Figure record listings:
___

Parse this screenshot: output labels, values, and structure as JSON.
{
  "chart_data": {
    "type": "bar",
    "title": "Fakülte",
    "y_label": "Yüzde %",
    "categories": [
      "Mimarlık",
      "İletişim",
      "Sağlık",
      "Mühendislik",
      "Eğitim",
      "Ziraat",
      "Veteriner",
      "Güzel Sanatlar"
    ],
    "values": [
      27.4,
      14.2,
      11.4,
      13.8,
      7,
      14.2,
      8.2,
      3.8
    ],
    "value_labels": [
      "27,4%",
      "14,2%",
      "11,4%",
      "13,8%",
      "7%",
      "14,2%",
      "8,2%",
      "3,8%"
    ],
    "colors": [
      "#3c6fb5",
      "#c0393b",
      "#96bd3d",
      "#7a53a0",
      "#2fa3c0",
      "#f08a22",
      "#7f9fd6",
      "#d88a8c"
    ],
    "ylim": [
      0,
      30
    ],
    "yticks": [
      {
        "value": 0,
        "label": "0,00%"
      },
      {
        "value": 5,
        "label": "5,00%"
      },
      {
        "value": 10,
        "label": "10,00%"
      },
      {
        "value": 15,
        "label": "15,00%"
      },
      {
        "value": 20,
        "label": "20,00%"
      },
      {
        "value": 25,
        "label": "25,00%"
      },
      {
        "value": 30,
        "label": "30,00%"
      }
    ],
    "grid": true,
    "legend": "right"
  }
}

___

**Aim**
All of the data must be returned exactly.

**Expected output**
Parse this screenshot: output labels, values, and structure as JSON.
{
  "chart_data": {
    "type": "bar",
    "title": "Fakülte",
    "y_label": "Yüzde %",
    "categories": [
      "Mimarlık",
      "İletişim",
      "Sağlık",
      "Mühendislik",
      "Eğitim",
      "Ziraat",
      "Veteriner",
      "Güzel Sanatlar"
    ],
    "values": [
      27.4,
      14.2,
      11.4,
      13.8,
      7,
      14.2,
      8.2,
      3.8
    ],
    "value_labels": [
      "27,4%",
      "14,2%",
      "11,4%",
      "13,8%",
      "7%",
      "14,2%",
      "8,2%",
      "3,8%"
    ],
    "colors": [
      "#3c6fb5",
      "#c0393b",
      "#96bd3d",
      "#7a53a0",
      "#2fa3c0",
      "#f08a22",
      "#7f9fd6",
      "#d88a8c"
    ],
    "ylim": [
      0,
      30
    ],
    "yticks": [
      {
        "value": 0,
        "label": "0,00%"
      },
      {
        "value": 5,
        "label": "5,00%"
      },
      {
        "value": 10,
        "label": "10,00%"
      },
      {
        "value": 15,
        "label": "15,00%"
      },
      {
        "value": 20,
        "label": "20,00%"
      },
      {
        "value": 25,
        "label": "25,00%"
      },
      {
        "value": 30,
        "label": "30,00%"
      }
    ],
    "grid": true,
    "legend": "right"
  }
}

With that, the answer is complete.